INSTRUCTIONS FOR THE TASK: Reproduce the stretch of data from its start through the line containing "fraction [32,735,95,833]", swapping every "whole-number" for "integer-part" and leaving all else unchanged.

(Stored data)
####################

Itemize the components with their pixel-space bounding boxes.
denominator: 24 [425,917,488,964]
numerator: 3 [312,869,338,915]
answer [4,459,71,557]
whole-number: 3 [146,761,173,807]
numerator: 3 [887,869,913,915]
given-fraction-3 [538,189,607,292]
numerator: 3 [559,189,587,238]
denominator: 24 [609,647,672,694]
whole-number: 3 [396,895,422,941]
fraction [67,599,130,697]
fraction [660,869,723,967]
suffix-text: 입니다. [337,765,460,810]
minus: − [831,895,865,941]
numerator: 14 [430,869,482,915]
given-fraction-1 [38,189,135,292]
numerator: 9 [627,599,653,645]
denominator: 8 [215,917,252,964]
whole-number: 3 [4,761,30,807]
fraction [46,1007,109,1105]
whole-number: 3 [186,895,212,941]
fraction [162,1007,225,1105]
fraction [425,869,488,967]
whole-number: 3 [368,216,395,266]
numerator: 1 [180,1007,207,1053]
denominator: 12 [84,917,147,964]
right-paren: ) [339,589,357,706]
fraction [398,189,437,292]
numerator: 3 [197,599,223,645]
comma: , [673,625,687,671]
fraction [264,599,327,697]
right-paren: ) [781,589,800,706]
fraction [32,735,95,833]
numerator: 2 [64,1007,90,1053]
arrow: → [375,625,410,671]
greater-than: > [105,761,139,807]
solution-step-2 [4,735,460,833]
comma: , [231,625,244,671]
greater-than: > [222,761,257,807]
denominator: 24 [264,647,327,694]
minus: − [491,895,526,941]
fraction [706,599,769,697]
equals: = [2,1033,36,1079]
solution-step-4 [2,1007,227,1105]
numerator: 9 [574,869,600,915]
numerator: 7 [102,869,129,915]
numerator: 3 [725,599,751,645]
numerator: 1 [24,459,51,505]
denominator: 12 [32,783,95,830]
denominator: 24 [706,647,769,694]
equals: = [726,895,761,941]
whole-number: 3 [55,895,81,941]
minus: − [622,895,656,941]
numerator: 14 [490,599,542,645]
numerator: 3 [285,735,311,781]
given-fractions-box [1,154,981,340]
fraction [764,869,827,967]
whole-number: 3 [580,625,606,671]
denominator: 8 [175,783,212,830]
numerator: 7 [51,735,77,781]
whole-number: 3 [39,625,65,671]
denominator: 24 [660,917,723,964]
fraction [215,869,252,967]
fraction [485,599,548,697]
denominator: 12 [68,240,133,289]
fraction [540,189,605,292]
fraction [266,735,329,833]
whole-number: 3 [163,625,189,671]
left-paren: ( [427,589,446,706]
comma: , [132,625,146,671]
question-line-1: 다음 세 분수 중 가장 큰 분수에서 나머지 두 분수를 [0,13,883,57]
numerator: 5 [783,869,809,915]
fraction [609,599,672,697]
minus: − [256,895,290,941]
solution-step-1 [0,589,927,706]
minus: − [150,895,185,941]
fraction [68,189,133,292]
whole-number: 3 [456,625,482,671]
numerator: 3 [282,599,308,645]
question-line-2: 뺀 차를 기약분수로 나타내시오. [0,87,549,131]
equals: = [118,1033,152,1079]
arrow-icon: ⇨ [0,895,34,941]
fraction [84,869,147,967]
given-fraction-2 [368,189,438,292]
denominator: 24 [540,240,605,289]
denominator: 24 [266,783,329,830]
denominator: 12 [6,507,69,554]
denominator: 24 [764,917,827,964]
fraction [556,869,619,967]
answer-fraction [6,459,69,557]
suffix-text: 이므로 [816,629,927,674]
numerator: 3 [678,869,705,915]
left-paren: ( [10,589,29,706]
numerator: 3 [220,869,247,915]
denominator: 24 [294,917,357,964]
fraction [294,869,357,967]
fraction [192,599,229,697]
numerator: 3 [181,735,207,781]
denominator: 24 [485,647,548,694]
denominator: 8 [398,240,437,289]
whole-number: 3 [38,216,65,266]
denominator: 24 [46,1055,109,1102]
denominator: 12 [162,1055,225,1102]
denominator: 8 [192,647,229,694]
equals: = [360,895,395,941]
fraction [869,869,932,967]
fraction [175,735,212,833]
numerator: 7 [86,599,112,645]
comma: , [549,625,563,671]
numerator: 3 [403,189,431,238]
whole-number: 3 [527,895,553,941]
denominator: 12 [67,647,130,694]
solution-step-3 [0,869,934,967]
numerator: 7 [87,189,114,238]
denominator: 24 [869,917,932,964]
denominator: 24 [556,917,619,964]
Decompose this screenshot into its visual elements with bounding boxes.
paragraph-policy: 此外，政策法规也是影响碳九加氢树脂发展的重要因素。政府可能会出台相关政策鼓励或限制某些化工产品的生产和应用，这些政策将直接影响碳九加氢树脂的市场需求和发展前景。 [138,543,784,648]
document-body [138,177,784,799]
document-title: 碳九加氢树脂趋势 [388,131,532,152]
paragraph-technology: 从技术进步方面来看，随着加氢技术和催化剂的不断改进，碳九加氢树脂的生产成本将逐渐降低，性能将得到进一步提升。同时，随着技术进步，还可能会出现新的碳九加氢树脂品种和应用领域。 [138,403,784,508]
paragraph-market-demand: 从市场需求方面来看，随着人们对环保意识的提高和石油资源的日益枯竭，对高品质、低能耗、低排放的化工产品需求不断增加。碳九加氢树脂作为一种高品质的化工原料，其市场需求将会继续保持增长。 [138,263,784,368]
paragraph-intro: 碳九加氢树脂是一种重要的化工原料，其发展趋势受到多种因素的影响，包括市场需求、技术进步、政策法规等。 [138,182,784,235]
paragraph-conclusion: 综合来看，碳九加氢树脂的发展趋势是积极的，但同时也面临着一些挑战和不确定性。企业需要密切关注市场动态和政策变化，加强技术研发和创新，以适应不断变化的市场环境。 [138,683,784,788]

####################

ANSWER FOR THE TASK:
Itemize the components with their pixel-space bounding boxes.
denominator: 24 [425,917,488,964]
numerator: 3 [312,869,338,915]
answer [4,459,71,557]
integer-part: 3 [146,761,173,807]
numerator: 3 [887,869,913,915]
given-fraction-3 [538,189,607,292]
numerator: 3 [559,189,587,238]
denominator: 24 [609,647,672,694]
integer-part: 3 [396,895,422,941]
fraction [67,599,130,697]
fraction [660,869,723,967]
suffix-text: 입니다. [337,765,460,810]
minus: − [831,895,865,941]
numerator: 14 [430,869,482,915]
given-fraction-1 [38,189,135,292]
numerator: 9 [627,599,653,645]
denominator: 8 [215,917,252,964]
integer-part: 3 [4,761,30,807]
fraction [46,1007,109,1105]
integer-part: 3 [186,895,212,941]
fraction [162,1007,225,1105]
fraction [425,869,488,967]
integer-part: 3 [368,216,395,266]
numerator: 1 [180,1007,207,1053]
denominator: 12 [84,917,147,964]
right-paren: ) [339,589,357,706]
fraction [398,189,437,292]
numerator: 3 [197,599,223,645]
comma: , [673,625,687,671]
fraction [264,599,327,697]
right-paren: ) [781,589,800,706]
fraction [32,735,95,833]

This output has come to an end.